[Problem description]: Output each line of the material exactly as it stands.

[Provided records]:
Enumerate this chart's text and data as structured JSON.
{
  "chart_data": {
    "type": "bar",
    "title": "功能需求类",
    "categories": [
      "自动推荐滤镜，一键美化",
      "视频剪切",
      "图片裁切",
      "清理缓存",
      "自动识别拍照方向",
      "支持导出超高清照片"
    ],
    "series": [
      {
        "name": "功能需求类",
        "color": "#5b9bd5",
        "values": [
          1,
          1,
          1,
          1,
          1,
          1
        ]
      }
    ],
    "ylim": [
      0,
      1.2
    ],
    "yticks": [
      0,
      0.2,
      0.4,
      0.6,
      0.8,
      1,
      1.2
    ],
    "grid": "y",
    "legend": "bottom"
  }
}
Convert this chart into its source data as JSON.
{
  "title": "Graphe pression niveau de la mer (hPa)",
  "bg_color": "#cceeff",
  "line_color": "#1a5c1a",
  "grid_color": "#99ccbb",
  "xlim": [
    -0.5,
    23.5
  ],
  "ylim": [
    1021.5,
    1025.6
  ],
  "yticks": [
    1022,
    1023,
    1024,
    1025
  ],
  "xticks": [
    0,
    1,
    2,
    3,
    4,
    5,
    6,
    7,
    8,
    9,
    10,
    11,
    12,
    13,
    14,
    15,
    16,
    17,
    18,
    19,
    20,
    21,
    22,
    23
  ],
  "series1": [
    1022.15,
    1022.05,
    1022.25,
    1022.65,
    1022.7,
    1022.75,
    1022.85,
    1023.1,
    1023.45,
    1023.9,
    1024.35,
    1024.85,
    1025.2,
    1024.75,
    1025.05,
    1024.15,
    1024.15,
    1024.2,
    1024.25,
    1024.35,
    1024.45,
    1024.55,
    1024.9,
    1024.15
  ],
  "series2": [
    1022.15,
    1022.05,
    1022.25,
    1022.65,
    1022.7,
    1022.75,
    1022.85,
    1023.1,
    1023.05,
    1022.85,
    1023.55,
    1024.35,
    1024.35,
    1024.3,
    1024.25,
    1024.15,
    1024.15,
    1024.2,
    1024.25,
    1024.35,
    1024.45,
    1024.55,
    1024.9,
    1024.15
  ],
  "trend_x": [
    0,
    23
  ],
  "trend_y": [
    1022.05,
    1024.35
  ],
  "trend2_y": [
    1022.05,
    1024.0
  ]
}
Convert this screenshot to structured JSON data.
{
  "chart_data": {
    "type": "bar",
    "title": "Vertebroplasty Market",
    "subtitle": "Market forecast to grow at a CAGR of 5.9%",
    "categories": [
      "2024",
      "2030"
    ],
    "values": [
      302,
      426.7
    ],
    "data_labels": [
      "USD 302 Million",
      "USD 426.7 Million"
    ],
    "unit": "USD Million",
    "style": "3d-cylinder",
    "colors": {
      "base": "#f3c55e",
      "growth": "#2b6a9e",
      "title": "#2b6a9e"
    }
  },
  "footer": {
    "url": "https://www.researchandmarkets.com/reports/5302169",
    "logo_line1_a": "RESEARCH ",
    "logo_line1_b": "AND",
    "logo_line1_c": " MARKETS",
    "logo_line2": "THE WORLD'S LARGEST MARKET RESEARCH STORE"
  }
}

[Exercise answer]:
Enumerate this chart's text and data as structured JSON.
{
  "chart_data": {
    "type": "bar",
    "title": "功能需求类",
    "categories": [
      "自动推荐滤镜，一键美化",
      "视频剪切",
      "图片裁切",
      "清理缓存",
      "自动识别拍照方向",
      "支持导出超高清照片"
    ],
    "series": [
      {
        "name": "功能需求类",
        "color": "#5b9bd5",
        "values": [
          1,
          1,
          1,
          1,
          1,
          1
        ]
      }
    ],
    "ylim": [
      0,
      1.2
    ],
    "yticks": [
      0,
      0.2,
      0.4,
      0.6,
      0.8,
      1,
      1.2
    ],
    "grid": "y",
    "legend": "bottom"
  }
}
Convert this chart into its source data as JSON.
{
  "title": "Graphe pression niveau de la mer (hPa)",
  "bg_color": "#cceeff",
  "line_color": "#1a5c1a",
  "grid_color": "#99ccbb",
  "xlim": [
    -0.5,
    23.5
  ],
  "ylim": [
    1021.5,
    1025.6
  ],
  "yticks": [
    1022,
    1023,
    1024,
    1025
  ],
  "xticks": [
    0,
    1,
    2,
    3,
    4,
    5,
    6,
    7,
    8,
    9,
    10,
    11,
    12,
    13,
    14,
    15,
    16,
    17,
    18,
    19,
    20,
    21,
    22,
    23
  ],
  "series1": [
    1022.15,
    1022.05,
    1022.25,
    1022.65,
    1022.7,
    1022.75,
    1022.85,
    1023.1,
    1023.45,
    1023.9,
    1024.35,
    1024.85,
    1025.2,
    1024.75,
    1025.05,
    1024.15,
    1024.15,
    1024.2,
    1024.25,
    1024.35,
    1024.45,
    1024.55,
    1024.9,
    1024.15
  ],
  "series2": [
    1022.15,
    1022.05,
    1022.25,
    1022.65,
    1022.7,
    1022.75,
    1022.85,
    1023.1,
    1023.05,
    1022.85,
    1023.55,
    1024.35,
    1024.35,
    1024.3,
    1024.25,
    1024.15,
    1024.15,
    1024.2,
    1024.25,
    1024.35,
    1024.45,
    1024.55,
    1024.9,
    1024.15
  ],
  "trend_x": [
    0,
    23
  ],
  "trend_y": [
    1022.05,
    1024.35
  ],
  "trend2_y": [
    1022.05,
    1024.0
  ]
}
Convert this screenshot to structured JSON data.
{
  "chart_data": {
    "type": "bar",
    "title": "Vertebroplasty Market",
    "subtitle": "Market forecast to grow at a CAGR of 5.9%",
    "categories": [
      "2024",
      "2030"
    ],
    "values": [
      302,
      426.7
    ],
    "data_labels": [
      "USD 302 Million",
      "USD 426.7 Million"
    ],
    "unit": "USD Million",
    "style": "3d-cylinder",
    "colors": {
      "base": "#f3c55e",
      "growth": "#2b6a9e",
      "title": "#2b6a9e"
    }
  },
  "footer": {
    "url": "https://www.researchandmarkets.com/reports/5302169",
    "logo_line1_a": "RESEARCH ",
    "logo_line1_b": "AND",
    "logo_line1_c": " MARKETS",
    "logo_line2": "THE WORLD'S LARGEST MARKET RESEARCH STORE"
  }
}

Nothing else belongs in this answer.